Source document
______
Hypertrophy due to "overcompensation of protein synthesis" & ideal TUT

  1. Post Hypertrophy due to "overcompensation of protein synthesis" & ideal TUT


    I am curious as to anyones thoughts on both the theory and the Time Under Tension per set parameter mentioned in the Greg Bradley-Popovich book Rational Strength Training: Principles & Casebook quoted below:

    During the process of protein synthesis in any cell, energy is consumed in the form of adenosine triphosphate (ATP), the body's energy currency. Muscle contraction, like protein synthesis and the vast majority of other physiological processes, also consumes ATP. The moments of ATP shortage during protein synthesis (as a result of ATP being used for intense muscular contractions) are hypothesized to be of paramount importance. Supposedly, an unknown signal would report to the muscle cell nuclei ordering them to send more protein-building instructions back out into the cell. It is proposed that when a trained muscle attempts to "catch up" on its protein synthesis during rest, it inadvertently overshoots resulting in a supercompensation, or net increase, in the amount of muscle protein. The concept of this competition for energy, called the ATP Deficit Theory, is somewhat analogous to the glycogen supercompensation characteristic of trained muscles.
______
Given data
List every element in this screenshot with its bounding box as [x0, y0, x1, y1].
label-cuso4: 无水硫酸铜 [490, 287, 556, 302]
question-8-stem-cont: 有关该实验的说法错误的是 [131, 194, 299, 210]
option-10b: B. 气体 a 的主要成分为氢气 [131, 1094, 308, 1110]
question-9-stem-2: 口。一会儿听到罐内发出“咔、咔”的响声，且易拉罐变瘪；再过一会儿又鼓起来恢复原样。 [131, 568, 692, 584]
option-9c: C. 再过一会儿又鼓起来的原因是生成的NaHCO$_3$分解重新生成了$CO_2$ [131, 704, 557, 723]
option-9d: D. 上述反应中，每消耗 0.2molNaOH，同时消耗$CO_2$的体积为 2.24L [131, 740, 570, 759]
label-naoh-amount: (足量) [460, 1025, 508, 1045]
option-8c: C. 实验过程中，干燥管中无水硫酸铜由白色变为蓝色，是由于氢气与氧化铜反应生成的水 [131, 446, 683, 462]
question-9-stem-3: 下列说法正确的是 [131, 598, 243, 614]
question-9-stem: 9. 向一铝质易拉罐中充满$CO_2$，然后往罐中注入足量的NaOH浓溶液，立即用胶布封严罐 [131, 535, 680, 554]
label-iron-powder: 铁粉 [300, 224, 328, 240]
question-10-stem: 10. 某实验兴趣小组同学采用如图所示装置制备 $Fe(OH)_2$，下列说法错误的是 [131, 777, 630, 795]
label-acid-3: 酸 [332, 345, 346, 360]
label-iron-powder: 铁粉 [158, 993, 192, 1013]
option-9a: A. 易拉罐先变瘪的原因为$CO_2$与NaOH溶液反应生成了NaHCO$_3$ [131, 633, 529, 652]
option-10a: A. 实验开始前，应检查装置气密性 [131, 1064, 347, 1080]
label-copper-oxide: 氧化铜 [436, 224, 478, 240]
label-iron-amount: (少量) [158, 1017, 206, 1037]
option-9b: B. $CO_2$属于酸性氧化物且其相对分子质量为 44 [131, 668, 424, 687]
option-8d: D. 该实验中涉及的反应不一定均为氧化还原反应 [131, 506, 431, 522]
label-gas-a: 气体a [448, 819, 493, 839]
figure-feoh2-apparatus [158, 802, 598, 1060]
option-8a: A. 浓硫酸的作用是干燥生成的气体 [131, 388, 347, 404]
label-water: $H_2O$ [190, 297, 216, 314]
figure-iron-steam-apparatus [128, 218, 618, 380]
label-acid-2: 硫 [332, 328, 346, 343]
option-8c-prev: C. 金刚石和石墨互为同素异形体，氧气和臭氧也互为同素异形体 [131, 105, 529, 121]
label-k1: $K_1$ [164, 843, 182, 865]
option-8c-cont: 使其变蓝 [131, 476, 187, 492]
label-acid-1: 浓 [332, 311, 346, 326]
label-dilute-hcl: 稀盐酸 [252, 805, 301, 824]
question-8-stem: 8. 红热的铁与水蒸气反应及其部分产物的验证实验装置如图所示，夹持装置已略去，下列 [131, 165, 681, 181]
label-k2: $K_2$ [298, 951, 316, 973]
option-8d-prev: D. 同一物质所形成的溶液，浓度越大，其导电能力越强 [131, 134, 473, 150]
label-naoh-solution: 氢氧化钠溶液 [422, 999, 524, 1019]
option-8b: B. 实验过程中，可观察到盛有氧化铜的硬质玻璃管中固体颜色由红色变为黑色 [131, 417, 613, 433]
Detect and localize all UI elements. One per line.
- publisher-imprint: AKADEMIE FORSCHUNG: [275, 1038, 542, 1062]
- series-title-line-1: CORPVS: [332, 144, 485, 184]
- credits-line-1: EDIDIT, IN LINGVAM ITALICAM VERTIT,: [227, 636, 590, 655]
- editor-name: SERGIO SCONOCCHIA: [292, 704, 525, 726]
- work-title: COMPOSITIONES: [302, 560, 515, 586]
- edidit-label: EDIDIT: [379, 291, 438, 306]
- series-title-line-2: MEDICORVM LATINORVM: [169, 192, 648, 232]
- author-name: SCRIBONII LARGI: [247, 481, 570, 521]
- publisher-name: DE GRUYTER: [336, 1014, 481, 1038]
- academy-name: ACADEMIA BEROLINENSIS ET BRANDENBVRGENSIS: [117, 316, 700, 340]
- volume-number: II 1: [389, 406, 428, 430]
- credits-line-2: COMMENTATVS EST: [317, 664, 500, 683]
______
Explore the material
**a)** In the hypertrophy post, what name is given to the concept of competition for energy between protein synthesis and muscle contraction?
**b)** Pick up the hypertrophy post where it stops and write its next part.
The material after the hypertrophy post is separate from it.

Results for each task
**a)** The ATP Deficit Theory.

**b)**
    Evidently, to promote muscle hypertrophy, the activity must be demanding enough to produce this effect. Low intensity endurance training will not sufficiently deplete ATP stores available for protein synthesis. ATP can actually regenerate itself that quickly. Conversely, if the tension time of a set is too brief apparently under 45 seconds (although this is debatable) while implementing very heavy weights ATP is taken up quickly, but not in proportion to muscle fatigue; again resulting in lack of ATP store depletion allocated for protein synthesis. This may explain why power and Olympic lifters increase strength (via skill acquisition/adaptive coordination) without the characteristic hypertrophy of bodybuilders. Hence, in order to maximize muscle growth, it is best that sets last at least 45 seconds, but not so long (over 2 minutes) as to promote a high endurance capacity and potential overuse atrophy.


    About the Author:

    Dr. Greg Bradley-Popovich holds dual master's degrees in Exercise Physiology and Human Nutrition from West Virginia University as well as a doctorate in Physical Therapy from Creighton University. He is the Director of Clinical Research at Northwest Spine Management, Rehabilitation, and Sports Conditioning in Portland, Oregon.


  2. Interesting stuff Meow.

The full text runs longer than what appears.